TEXTE CITÉ:
Mais ce n’est qu’après avoir refondu l’ouvrage avec génie qu’il faudra revoir les détails avec scrupule. Je me flatte d’autant plus qu’il l’embellira que je vois des choses dans le second chant qui me paraissent devoir lui servir de modèle pour tout le reste.

Qu’il ne dise point, comme dans le quatrième chant, qu’il ne veut pas imiter Sannazar[1]. Ce poëte italien défigura son ouvrage, médiocre d’ailleurs, par des fictions indécentes et puériles ; et je propose à M. Racine de se rendre très supérieur à Sannazar, en embellissant son poëme par des images nobles et intéressantes.

Non satis est pulchra esse poemata ; dulcia sunto[2].

Moins les raisonneurs sont convaincants, plus on a besoin de séduire par les grâces du discours ; par exemple, voici, page 130, un argument proposé en vers didactiques :

Quand votre Dieu pour vous n’aurait qu’indifférence[3],
Pourrait-il, oubliant sa gloire qu’on offense,
Permettre à cette erreur, qu’il semble autoriser,
D’abuser de son nom pour nous tyranniser ?

QUESTIONS ET EXERCICES:
• 1. Répondez à ces trois questions sur le texte cité, une réponse par ligne, en reprenant les lettres :
(a) Quel poète italien M. Racine est-il invité à surpasser ?
(b) Dans quel chant se trouvent des choses qui paraissent devoir servir de modèle pour tout le reste ?
(c) À quelle page figure l'argument proposé en vers didactiques ?
• 2. Condensez le paragraphe du texte cité qui débute par « Qu’il ne dise point », en gardant ses faits essentiels.
Les lignes forment un matériau distinct, sans rapport avec le texte cité.

EXTRAITS DE LIGNES:
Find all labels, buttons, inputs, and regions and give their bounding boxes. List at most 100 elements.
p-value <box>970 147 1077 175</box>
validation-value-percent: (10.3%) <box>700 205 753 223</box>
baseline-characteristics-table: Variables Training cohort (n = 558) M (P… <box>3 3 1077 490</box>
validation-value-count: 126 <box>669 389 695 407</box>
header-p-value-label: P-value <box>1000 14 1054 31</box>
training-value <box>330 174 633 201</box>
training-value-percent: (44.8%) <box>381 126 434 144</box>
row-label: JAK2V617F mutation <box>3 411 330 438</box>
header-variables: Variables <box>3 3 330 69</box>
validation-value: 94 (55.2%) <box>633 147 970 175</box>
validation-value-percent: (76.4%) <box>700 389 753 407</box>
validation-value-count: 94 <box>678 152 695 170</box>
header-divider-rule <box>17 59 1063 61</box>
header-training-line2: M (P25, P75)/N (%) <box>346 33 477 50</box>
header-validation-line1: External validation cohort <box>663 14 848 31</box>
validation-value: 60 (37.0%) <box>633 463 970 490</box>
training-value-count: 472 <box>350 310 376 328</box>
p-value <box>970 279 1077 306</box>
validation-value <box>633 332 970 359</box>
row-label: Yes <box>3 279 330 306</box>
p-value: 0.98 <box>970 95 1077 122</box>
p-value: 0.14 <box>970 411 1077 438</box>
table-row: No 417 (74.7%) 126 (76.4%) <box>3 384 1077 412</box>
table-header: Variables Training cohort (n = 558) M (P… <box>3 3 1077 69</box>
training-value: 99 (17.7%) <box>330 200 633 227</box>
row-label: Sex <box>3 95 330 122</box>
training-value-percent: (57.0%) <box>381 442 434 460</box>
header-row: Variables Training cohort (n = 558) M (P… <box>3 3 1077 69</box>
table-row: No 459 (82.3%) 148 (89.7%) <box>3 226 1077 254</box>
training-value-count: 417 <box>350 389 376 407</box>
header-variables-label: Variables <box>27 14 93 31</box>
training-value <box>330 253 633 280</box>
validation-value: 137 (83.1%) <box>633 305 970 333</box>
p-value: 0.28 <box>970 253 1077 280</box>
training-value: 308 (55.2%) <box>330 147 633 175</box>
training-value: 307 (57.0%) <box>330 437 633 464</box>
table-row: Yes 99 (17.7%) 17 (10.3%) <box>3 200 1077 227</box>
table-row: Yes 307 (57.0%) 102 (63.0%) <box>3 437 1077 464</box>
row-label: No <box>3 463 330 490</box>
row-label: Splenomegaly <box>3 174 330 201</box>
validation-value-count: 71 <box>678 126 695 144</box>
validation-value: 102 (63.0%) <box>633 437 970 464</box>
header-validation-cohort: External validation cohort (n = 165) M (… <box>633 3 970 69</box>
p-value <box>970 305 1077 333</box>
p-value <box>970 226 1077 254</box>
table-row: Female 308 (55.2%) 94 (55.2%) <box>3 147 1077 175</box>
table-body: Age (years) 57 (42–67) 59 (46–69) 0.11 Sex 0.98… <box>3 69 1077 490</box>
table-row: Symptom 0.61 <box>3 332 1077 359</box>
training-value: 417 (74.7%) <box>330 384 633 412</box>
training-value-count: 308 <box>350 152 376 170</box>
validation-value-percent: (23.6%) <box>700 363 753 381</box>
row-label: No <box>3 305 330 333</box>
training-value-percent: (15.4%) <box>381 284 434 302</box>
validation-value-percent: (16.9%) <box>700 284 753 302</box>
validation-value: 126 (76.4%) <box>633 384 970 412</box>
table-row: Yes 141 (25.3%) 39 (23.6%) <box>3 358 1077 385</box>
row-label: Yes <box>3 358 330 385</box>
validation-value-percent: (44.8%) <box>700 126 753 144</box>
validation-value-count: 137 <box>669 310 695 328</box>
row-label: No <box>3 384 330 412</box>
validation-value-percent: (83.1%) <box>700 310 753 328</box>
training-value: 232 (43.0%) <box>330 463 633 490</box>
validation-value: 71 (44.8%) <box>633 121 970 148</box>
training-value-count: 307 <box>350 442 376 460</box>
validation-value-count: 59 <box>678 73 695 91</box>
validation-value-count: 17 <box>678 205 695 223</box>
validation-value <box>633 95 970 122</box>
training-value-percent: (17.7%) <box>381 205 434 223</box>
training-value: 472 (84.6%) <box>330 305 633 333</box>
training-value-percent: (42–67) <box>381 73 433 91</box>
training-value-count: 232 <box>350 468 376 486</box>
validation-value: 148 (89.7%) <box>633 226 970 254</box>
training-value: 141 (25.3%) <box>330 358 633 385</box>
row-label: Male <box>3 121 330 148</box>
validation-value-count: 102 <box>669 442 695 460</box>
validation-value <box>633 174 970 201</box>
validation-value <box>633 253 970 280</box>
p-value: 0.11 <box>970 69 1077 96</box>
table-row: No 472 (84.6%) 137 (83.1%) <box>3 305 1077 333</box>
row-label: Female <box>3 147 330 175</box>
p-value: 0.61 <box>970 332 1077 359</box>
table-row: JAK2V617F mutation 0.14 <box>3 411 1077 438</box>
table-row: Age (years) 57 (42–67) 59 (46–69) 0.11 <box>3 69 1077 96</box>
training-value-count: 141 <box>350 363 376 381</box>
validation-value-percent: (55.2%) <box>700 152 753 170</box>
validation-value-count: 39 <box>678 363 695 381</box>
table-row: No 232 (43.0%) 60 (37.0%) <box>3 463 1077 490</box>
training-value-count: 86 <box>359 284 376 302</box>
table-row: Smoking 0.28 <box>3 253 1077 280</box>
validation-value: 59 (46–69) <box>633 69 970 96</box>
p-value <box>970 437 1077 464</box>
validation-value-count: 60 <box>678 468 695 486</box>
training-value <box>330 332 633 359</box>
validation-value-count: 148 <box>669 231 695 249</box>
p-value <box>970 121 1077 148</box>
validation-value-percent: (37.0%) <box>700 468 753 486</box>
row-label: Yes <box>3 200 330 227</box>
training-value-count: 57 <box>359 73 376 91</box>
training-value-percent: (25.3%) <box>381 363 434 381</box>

CORRIGÉ:
• 1.
(a) Sannazar.
(b) Dans le second chant.
(c) À la page 130.

• 2. Il ne doit pas dire, comme au quatrième chant, qu'il refuse d'imiter Sannazar. Ce poète italien a défiguré un ouvrage déjà médiocre par des fictions indécentes et puériles. M. Racine devrait le surpasser nettement en ornant son poème d'images nobles et intéressantes.